(Image-based layout entries)
────────────────
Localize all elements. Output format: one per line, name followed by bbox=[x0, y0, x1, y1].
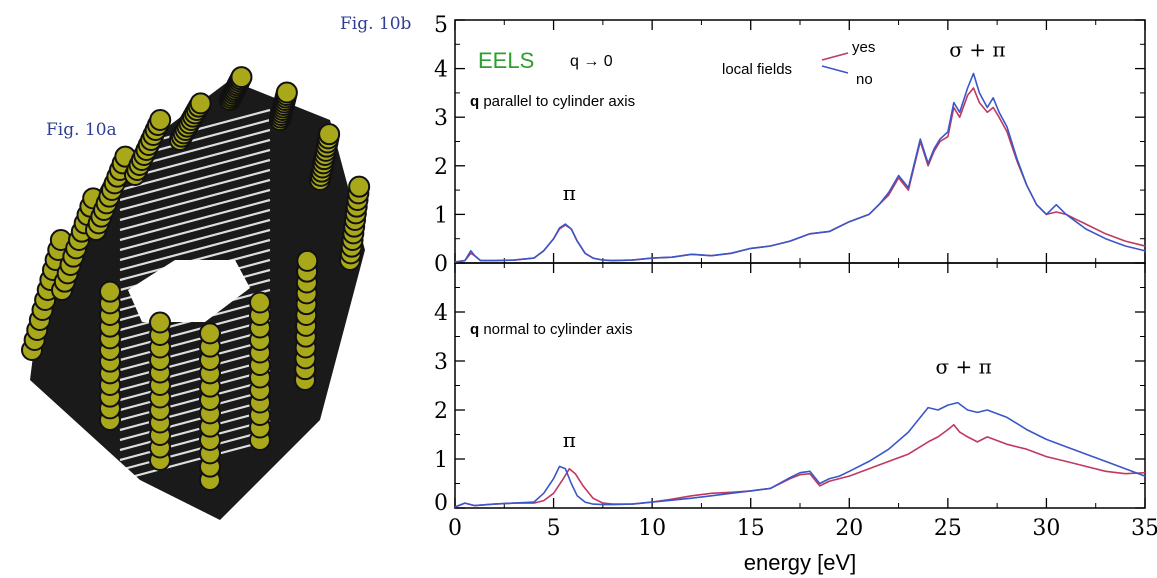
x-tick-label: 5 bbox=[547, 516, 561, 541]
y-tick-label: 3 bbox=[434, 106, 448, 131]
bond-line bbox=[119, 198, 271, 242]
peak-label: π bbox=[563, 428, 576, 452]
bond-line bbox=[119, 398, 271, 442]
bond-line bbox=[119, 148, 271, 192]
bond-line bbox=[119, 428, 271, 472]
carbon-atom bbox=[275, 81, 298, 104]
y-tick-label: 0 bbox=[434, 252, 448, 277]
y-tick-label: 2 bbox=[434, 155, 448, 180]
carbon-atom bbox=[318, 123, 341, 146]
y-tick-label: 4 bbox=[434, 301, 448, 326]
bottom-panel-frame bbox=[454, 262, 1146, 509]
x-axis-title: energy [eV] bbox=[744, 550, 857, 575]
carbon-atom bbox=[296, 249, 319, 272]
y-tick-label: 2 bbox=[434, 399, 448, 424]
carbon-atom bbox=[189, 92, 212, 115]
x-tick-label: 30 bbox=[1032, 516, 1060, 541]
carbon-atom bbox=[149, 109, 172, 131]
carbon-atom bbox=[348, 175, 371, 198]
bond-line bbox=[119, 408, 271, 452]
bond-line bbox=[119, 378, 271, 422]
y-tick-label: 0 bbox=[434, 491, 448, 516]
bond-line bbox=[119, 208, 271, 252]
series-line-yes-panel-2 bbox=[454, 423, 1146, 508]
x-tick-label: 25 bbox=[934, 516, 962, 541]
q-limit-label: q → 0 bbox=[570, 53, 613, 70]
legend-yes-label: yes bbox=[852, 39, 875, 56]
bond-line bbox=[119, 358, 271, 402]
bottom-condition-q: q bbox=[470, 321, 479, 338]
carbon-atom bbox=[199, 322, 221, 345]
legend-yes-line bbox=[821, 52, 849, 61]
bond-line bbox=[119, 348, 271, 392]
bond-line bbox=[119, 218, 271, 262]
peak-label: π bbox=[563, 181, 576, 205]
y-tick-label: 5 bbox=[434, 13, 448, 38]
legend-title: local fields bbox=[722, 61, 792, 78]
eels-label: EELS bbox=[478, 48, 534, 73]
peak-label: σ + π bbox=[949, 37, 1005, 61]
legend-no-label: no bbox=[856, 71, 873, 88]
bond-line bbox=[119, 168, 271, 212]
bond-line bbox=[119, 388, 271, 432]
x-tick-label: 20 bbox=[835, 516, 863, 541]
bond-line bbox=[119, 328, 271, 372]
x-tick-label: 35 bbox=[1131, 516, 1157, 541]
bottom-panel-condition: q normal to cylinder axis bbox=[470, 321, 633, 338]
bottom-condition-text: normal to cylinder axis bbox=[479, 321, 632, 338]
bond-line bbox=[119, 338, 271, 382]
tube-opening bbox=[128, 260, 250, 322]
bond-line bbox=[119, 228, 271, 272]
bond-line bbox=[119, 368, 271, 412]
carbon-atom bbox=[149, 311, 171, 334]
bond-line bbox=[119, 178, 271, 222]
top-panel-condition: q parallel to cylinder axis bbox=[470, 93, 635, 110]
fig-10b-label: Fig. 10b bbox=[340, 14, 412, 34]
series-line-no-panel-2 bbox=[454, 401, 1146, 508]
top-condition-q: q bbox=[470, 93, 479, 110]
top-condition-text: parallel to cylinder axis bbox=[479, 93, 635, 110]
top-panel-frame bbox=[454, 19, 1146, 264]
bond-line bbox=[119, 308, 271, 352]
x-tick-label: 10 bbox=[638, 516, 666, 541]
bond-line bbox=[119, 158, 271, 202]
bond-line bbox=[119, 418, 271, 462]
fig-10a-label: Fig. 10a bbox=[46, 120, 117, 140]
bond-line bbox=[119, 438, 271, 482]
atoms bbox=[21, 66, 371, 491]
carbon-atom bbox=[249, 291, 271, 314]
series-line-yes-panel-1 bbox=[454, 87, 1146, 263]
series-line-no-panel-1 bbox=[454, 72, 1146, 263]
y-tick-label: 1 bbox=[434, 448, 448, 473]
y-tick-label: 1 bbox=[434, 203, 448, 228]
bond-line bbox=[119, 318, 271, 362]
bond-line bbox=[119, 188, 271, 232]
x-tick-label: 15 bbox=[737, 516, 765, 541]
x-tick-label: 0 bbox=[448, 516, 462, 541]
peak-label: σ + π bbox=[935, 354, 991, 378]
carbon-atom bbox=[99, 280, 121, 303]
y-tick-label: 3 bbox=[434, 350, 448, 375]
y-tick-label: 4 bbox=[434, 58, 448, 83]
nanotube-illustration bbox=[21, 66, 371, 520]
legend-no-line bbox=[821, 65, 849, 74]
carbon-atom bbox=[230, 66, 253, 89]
────────────────
Exercise description
List every line in the items above that contains the string "legend", reproducing each line in full.

The completed task
legend-yes-label: yes bbox=[852, 39, 875, 56]
legend-yes-line bbox=[821, 52, 849, 61]
legend-title: local fields bbox=[722, 61, 792, 78]
legend-no-label: no bbox=[856, 71, 873, 88]
legend-no-line bbox=[821, 65, 849, 74]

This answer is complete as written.